* _WORK REQUIRED_
State only the number of lines that contain the string "Content".

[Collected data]
————————
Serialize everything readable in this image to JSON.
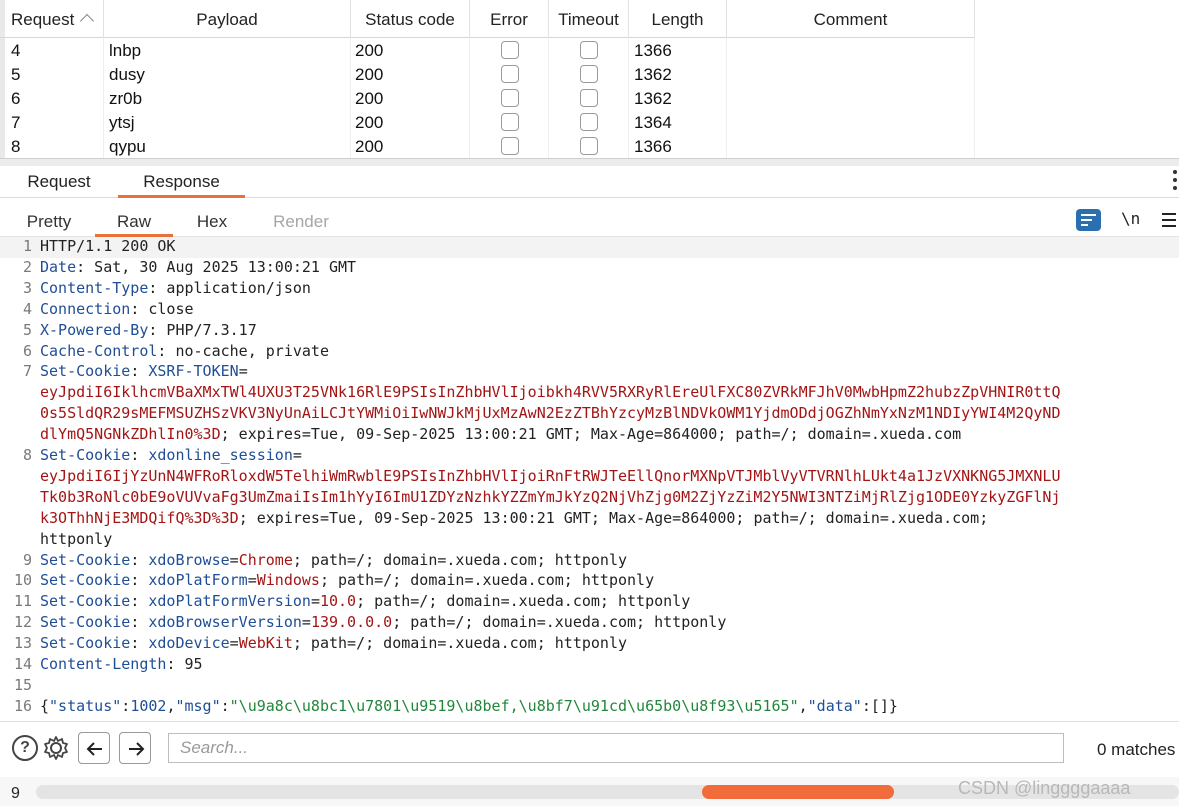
{
  "table": {
    "columns": [
      "Request",
      "Payload",
      "Status code",
      "Error",
      "Timeout",
      "Length",
      "Comment"
    ],
    "rows": [
      {
        "request": "4",
        "payload": "lnbp",
        "status": "200",
        "error": false,
        "timeout": false,
        "length": "1366",
        "comment": ""
      },
      {
        "request": "5",
        "payload": "dusy",
        "status": "200",
        "error": false,
        "timeout": false,
        "length": "1362",
        "comment": ""
      },
      {
        "request": "6",
        "payload": "zr0b",
        "status": "200",
        "error": false,
        "timeout": false,
        "length": "1362",
        "comment": ""
      },
      {
        "request": "7",
        "payload": "ytsj",
        "status": "200",
        "error": false,
        "timeout": false,
        "length": "1364",
        "comment": ""
      },
      {
        "request": "8",
        "payload": "qypu",
        "status": "200",
        "error": false,
        "timeout": false,
        "length": "1366",
        "comment": ""
      }
    ]
  },
  "tabs": {
    "main": [
      "Request",
      "Response"
    ],
    "main_active": "Response",
    "sub": [
      "Pretty",
      "Raw",
      "Hex",
      "Render"
    ],
    "sub_active": "Raw",
    "sub_disabled": "Render",
    "newline_toggle": "\\n"
  },
  "response": {
    "lines": [
      {
        "n": "1",
        "text": "HTTP/1.1 200 OK"
      },
      {
        "n": "2",
        "name": "Date",
        "value": " Sat, 30 Aug 2025 13:00:21 GMT"
      },
      {
        "n": "3",
        "name": "Content-Type",
        "value": " application/json"
      },
      {
        "n": "4",
        "name": "Connection",
        "value": " close"
      },
      {
        "n": "5",
        "name": "X-Powered-By",
        "value": " PHP/7.3.17"
      },
      {
        "n": "6",
        "name": "Cache-Control",
        "value": " no-cache, private"
      },
      {
        "n": "7",
        "name": "Set-Cookie",
        "cookie": "XSRF-TOKEN",
        "cval": [
          "eyJpdiI6IklhcmVBaXMxTWl4UXU3T25VNk16RlE9PSIsInZhbHVlIjoibkh4RVV5RXRyRlEreUlFXC80ZVRkMFJhV0MwbHpmZ2hubzZpVHNIR0ttQ",
          "0s5SldQR29sMEFMSUZHSzVKV3NyUnAiLCJtYWMiOiIwNWJkMjUxMzAwN2EzZTBhYzcyMzBlNDVkOWM1YjdmODdjOGZhNmYxNzM1NDIyYWI4M2QyND",
          "dlYmQ5NGNkZDhlIn0%3D"
        ],
        "rest": "; expires=Tue, 09-Sep-2025 13:00:21 GMT; Max-Age=864000; path=/; domain=.xueda.com"
      },
      {
        "n": "8",
        "name": "Set-Cookie",
        "cookie": "xdonline_session",
        "cval": [
          "eyJpdiI6IjYzUnN4WFRoRloxdW5TelhiWmRwblE9PSIsInZhbHVlIjoiRnFtRWJTeEllQnorMXNpVTJMblVyVTVRNlhLUkt4a1JzVXNKNG5JMXNLU",
          "Tk0b3RoNlc0bE9oVUVvaFg3UmZmaiIsIm1hYyI6ImU1ZDYzNzhkYZZmYmJkYzQ2NjVhZjg0M2ZjYzZiM2Y5NWI3NTZiMjRlZjg1ODE0YzkyZGFlNj",
          "k3OThhNjE3MDQifQ%3D%3D"
        ],
        "rest": "; expires=Tue, 09-Sep-2025 13:00:21 GMT; Max-Age=864000; path=/; domain=.xueda.com;",
        "cont": "httponly"
      },
      {
        "n": "9",
        "name": "Set-Cookie",
        "cookie": "xdoBrowse",
        "cval": [
          "Chrome"
        ],
        "rest": "; path=/; domain=.xueda.com; httponly"
      },
      {
        "n": "10",
        "name": "Set-Cookie",
        "cookie": "xdoPlatForm",
        "cval": [
          "Windows"
        ],
        "rest": "; path=/; domain=.xueda.com; httponly"
      },
      {
        "n": "11",
        "name": "Set-Cookie",
        "cookie": "xdoPlatFormVersion",
        "cval": [
          "10.0"
        ],
        "rest": "; path=/; domain=.xueda.com; httponly"
      },
      {
        "n": "12",
        "name": "Set-Cookie",
        "cookie": "xdoBrowserVersion",
        "cval": [
          "139.0.0.0"
        ],
        "rest": "; path=/; domain=.xueda.com; httponly"
      },
      {
        "n": "13",
        "name": "Set-Cookie",
        "cookie": "xdoDevice",
        "cval": [
          "WebKit"
        ],
        "rest": "; path=/; domain=.xueda.com; httponly"
      },
      {
        "n": "14",
        "name": "Content-Length",
        "value": " 95"
      },
      {
        "n": "15",
        "text": ""
      },
      {
        "n": "16",
        "json": true
      }
    ],
    "body_json": {
      "open": "{",
      "k1": "\"status\"",
      "colon1": ":",
      "v1": "1002",
      "comma1": ",",
      "k2": "\"msg\"",
      "colon2": ":",
      "v2": "\"\\u9a8c\\u8bc1\\u7801\\u9519\\u8bef,\\u8bf7\\u91cd\\u65b0\\u8f93\\u5165\"",
      "comma2": ",",
      "k3": "\"data\"",
      "colon3": ":",
      "v3": "[]",
      "close": "}"
    }
  },
  "search": {
    "placeholder": "Search...",
    "matches": "0 matches",
    "help_label": "?"
  },
  "footer": {
    "row_number": "9",
    "watermark": "CSDN @linggggaaaa"
  },
  "colors": {
    "accent": "#e8703a",
    "header_name": "#1f4e97",
    "cookie_value": "#a31515",
    "json_string": "#22863a"
  },
  "icons": [
    "sort-ascending-icon",
    "wrap-lines-icon",
    "menu-icon",
    "help-icon",
    "gear-icon",
    "arrow-left-icon",
    "arrow-right-icon",
    "vertical-dots-icon"
  ]
}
————————
* _REPLY TO THE EXERCISE_
2